[Problem to work on]
Set down the whole listing verbatim.

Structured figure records

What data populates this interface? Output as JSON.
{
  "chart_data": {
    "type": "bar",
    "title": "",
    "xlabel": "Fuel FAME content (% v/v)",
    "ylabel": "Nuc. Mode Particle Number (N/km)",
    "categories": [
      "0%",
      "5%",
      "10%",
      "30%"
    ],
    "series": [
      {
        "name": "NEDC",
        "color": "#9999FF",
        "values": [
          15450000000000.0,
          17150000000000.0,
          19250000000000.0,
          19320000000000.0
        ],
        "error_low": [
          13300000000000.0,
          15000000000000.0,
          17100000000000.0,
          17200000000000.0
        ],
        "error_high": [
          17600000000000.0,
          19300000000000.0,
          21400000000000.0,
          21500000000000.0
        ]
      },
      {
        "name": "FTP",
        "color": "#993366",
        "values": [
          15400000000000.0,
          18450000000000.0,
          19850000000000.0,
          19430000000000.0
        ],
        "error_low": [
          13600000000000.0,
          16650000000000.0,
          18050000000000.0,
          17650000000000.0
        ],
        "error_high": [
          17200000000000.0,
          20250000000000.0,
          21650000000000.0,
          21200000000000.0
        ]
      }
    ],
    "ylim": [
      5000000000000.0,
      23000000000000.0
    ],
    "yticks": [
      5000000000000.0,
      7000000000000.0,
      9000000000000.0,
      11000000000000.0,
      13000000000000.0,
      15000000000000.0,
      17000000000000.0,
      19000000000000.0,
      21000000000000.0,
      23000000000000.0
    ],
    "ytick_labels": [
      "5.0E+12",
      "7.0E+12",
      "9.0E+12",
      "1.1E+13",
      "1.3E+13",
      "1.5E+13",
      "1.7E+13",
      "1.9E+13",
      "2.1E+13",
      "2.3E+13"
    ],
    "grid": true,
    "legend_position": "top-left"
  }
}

[Written answer]
What data populates this interface? Output as JSON.
{
  "chart_data": {
    "type": "bar",
    "title": "",
    "xlabel": "Fuel FAME content (% v/v)",
    "ylabel": "Nuc. Mode Particle Number (N/km)",
    "categories": [
      "0%",
      "5%",
      "10%",
      "30%"
    ],
    "series": [
      {
        "name": "NEDC",
        "color": "#9999FF",
        "values": [
          15450000000000.0,
          17150000000000.0,
          19250000000000.0,
          19320000000000.0
        ],
        "error_low": [
          13300000000000.0,
          15000000000000.0,
          17100000000000.0,
          17200000000000.0
        ],
        "error_high": [
          17600000000000.0,
          19300000000000.0,
          21400000000000.0,
          21500000000000.0
        ]
      },
      {
        "name": "FTP",
        "color": "#993366",
        "values": [
          15400000000000.0,
          18450000000000.0,
          19850000000000.0,
          19430000000000.0
        ],
        "error_low": [
          13600000000000.0,
          16650000000000.0,
          18050000000000.0,
          17650000000000.0
        ],
        "error_high": [
          17200000000000.0,
          20250000000000.0,
          21650000000000.0,
          21200000000000.0
        ]
      }
    ],
    "ylim": [
      5000000000000.0,
      23000000000000.0
    ],
    "yticks": [
      5000000000000.0,
      7000000000000.0,
      9000000000000.0,
      11000000000000.0,
      13000000000000.0,
      15000000000000.0,
      17000000000000.0,
      19000000000000.0,
      21000000000000.0,
      23000000000000.0
    ],
    "ytick_labels": [
      "5.0E+12",
      "7.0E+12",
      "9.0E+12",
      "1.1E+13",
      "1.3E+13",
      "1.5E+13",
      "1.7E+13",
      "1.9E+13",
      "2.1E+13",
      "2.3E+13"
    ],
    "grid": true,
    "legend_position": "top-left"
  }
}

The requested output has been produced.